**Exercise instructions:** Look for "What" in the listing below. Gather each line that contains it.

Part of a data file:
▼
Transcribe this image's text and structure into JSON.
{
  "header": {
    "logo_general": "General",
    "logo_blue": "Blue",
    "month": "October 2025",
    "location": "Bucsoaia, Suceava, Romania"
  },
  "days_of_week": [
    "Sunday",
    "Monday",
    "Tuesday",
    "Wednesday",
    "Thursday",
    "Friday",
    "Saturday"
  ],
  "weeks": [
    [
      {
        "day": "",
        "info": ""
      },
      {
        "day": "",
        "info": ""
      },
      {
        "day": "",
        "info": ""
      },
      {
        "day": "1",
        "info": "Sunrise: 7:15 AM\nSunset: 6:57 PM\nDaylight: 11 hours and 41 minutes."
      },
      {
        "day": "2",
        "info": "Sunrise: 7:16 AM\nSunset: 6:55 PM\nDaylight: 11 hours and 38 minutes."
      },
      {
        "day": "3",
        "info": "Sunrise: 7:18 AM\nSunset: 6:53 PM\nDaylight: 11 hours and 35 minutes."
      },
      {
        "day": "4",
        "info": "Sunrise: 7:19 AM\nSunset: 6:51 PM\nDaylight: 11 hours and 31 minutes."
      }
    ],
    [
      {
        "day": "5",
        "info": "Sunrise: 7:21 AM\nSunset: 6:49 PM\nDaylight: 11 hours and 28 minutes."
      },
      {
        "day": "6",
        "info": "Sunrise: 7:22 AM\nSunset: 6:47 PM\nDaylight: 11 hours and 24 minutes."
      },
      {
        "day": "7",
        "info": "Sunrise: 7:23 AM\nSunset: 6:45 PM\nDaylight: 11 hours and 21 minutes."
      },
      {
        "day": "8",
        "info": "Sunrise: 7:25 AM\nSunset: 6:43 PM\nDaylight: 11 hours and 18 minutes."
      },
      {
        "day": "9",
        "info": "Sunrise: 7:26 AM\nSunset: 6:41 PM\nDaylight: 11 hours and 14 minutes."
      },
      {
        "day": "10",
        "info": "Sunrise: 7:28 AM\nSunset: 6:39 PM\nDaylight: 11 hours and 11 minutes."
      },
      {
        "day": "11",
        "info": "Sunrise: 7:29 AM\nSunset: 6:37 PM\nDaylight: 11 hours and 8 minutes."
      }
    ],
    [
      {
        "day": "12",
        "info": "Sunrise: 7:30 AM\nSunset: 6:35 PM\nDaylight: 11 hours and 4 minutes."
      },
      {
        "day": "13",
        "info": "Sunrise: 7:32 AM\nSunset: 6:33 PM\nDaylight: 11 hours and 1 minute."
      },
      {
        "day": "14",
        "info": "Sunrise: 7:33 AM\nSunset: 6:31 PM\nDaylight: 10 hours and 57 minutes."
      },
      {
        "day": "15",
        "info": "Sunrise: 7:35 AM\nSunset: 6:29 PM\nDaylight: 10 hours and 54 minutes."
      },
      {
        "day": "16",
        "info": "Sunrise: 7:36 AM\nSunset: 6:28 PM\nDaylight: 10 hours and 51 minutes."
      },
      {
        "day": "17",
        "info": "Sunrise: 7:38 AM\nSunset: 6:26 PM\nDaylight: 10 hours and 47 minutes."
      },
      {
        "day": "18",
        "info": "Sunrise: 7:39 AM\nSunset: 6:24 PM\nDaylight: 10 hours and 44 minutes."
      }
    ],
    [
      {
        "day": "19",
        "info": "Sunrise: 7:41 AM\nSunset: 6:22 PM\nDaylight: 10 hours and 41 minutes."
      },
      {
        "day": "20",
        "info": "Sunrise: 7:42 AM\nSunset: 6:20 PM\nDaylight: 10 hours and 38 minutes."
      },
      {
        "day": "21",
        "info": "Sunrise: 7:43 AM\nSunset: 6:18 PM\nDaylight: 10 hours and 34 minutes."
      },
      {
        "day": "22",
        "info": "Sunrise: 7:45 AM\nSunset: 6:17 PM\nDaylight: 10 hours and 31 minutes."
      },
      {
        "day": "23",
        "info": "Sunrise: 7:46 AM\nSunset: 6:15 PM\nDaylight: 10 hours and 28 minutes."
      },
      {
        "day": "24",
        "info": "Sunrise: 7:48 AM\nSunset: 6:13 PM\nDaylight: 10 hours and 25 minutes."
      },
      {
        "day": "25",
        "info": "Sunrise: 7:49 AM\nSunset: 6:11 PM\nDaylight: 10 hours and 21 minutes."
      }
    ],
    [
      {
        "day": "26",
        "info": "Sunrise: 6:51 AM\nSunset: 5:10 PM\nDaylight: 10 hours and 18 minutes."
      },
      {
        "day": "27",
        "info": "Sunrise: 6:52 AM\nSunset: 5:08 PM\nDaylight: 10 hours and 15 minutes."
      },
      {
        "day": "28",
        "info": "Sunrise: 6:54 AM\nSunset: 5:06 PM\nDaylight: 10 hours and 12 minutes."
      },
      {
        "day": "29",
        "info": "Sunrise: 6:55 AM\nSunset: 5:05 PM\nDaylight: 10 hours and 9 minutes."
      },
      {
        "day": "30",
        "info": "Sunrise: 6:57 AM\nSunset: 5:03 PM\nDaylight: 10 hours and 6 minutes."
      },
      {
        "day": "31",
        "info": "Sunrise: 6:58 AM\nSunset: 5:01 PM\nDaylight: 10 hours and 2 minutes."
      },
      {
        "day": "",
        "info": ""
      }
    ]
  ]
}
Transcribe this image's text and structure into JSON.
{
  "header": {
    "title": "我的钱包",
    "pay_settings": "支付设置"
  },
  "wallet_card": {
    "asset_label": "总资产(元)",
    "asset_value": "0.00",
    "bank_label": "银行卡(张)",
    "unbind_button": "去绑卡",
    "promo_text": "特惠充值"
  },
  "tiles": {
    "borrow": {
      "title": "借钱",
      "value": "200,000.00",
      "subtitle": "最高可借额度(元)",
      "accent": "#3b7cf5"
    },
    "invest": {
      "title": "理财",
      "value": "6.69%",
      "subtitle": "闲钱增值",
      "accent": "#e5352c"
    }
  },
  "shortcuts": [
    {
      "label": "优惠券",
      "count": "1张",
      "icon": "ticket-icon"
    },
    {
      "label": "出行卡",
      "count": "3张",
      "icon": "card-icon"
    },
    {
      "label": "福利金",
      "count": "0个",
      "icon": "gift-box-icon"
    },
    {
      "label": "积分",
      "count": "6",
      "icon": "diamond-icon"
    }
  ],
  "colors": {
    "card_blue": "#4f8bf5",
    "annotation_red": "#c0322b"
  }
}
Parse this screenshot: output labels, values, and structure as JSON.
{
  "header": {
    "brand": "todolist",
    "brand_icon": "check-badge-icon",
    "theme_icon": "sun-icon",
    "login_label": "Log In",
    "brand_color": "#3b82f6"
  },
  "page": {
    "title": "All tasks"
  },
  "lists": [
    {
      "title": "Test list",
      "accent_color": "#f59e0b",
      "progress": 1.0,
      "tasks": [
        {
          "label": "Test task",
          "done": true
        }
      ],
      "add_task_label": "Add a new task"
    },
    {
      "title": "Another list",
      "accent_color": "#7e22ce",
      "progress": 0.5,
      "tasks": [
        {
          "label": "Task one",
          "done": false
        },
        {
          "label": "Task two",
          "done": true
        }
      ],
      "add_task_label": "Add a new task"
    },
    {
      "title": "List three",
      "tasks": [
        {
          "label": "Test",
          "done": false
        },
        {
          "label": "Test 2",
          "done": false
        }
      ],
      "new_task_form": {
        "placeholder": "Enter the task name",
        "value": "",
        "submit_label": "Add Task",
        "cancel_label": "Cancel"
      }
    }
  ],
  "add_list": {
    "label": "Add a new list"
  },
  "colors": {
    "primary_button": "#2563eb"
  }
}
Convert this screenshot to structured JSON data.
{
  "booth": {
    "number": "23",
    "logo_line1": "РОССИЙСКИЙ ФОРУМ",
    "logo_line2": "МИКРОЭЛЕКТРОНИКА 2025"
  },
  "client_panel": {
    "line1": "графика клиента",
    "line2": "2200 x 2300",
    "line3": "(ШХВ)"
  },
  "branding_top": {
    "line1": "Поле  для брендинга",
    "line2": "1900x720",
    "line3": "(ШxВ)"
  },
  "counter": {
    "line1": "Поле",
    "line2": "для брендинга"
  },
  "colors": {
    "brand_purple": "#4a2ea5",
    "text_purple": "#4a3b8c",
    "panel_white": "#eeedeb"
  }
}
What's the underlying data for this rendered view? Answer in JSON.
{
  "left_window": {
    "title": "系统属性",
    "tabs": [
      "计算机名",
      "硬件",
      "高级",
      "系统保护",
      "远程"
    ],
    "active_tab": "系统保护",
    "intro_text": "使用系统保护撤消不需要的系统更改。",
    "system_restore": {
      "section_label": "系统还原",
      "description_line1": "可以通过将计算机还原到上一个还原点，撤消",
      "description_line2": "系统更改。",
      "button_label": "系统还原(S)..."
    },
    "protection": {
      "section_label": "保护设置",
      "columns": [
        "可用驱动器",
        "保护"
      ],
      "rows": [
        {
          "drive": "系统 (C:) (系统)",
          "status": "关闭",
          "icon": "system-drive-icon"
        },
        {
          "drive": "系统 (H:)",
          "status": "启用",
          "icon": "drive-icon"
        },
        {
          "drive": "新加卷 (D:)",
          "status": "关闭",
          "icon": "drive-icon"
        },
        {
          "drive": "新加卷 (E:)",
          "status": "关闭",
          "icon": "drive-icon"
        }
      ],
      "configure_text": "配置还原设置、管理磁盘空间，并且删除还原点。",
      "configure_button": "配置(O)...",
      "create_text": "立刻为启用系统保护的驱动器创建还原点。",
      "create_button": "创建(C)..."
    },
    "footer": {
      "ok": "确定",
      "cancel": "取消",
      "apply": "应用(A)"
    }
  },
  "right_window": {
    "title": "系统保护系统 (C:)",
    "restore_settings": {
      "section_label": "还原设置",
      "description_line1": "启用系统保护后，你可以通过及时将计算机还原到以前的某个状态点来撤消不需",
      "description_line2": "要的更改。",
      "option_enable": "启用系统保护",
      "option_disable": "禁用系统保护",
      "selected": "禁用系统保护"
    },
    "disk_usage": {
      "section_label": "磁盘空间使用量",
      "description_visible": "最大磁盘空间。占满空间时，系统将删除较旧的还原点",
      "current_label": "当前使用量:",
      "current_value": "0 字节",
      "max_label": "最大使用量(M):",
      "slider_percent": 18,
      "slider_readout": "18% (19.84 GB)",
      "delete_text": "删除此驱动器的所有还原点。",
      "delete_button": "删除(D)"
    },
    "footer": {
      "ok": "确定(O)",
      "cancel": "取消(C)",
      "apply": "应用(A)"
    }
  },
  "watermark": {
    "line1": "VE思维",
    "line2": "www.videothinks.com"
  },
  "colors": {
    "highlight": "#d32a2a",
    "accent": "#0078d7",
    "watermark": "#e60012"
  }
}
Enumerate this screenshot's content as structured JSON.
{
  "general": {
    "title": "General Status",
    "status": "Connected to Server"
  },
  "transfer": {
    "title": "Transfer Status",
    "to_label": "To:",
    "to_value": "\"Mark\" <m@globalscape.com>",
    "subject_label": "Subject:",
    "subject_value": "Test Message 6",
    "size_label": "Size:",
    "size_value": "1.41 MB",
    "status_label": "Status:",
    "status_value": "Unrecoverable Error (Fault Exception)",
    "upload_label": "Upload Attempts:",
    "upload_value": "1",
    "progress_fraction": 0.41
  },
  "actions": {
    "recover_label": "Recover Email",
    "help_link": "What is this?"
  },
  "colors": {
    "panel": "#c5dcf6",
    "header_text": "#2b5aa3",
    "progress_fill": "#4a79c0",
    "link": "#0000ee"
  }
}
▲
**Result for this exercise:**
What's the underlying data for this rendered view? Answer in JSON.
    "help_link": "What is this?"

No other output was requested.